▸ WORK TO DO
Copy every line of the material below word for word.
═════ PROVIDED MATERIAL
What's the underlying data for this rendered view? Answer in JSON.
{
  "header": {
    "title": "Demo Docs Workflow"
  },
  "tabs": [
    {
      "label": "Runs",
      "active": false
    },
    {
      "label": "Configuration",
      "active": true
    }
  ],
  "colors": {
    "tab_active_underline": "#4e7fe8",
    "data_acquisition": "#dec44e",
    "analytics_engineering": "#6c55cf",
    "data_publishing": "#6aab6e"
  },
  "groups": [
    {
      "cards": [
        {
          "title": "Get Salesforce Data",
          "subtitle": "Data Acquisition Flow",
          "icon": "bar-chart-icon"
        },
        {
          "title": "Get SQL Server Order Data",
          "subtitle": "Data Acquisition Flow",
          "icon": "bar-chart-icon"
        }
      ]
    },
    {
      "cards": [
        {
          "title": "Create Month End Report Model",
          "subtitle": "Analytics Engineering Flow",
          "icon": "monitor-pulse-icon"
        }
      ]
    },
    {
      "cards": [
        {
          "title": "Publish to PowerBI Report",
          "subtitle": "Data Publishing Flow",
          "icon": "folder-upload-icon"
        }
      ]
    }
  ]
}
══════════
▸ RESULT BELOW
What's the underlying data for this rendered view? Answer in JSON.
{
  "header": {
    "title": "Demo Docs Workflow"
  },
  "tabs": [
    {
      "label": "Runs",
      "active": false
    },
    {
      "label": "Configuration",
      "active": true
    }
  ],
  "colors": {
    "tab_active_underline": "#4e7fe8",
    "data_acquisition": "#dec44e",
    "analytics_engineering": "#6c55cf",
    "data_publishing": "#6aab6e"
  },
  "groups": [
    {
      "cards": [
        {
          "title": "Get Salesforce Data",
          "subtitle": "Data Acquisition Flow",
          "icon": "bar-chart-icon"
        },
        {
          "title": "Get SQL Server Order Data",
          "subtitle": "Data Acquisition Flow",
          "icon": "bar-chart-icon"
        }
      ]
    },
    {
      "cards": [
        {
          "title": "Create Month End Report Model",
          "subtitle": "Analytics Engineering Flow",
          "icon": "monitor-pulse-icon"
        }
      ]
    },
    {
      "cards": [
        {
          "title": "Publish to PowerBI Report",
          "subtitle": "Data Publishing Flow",
          "icon": "folder-upload-icon"
        }
      ]
    }
  ]
}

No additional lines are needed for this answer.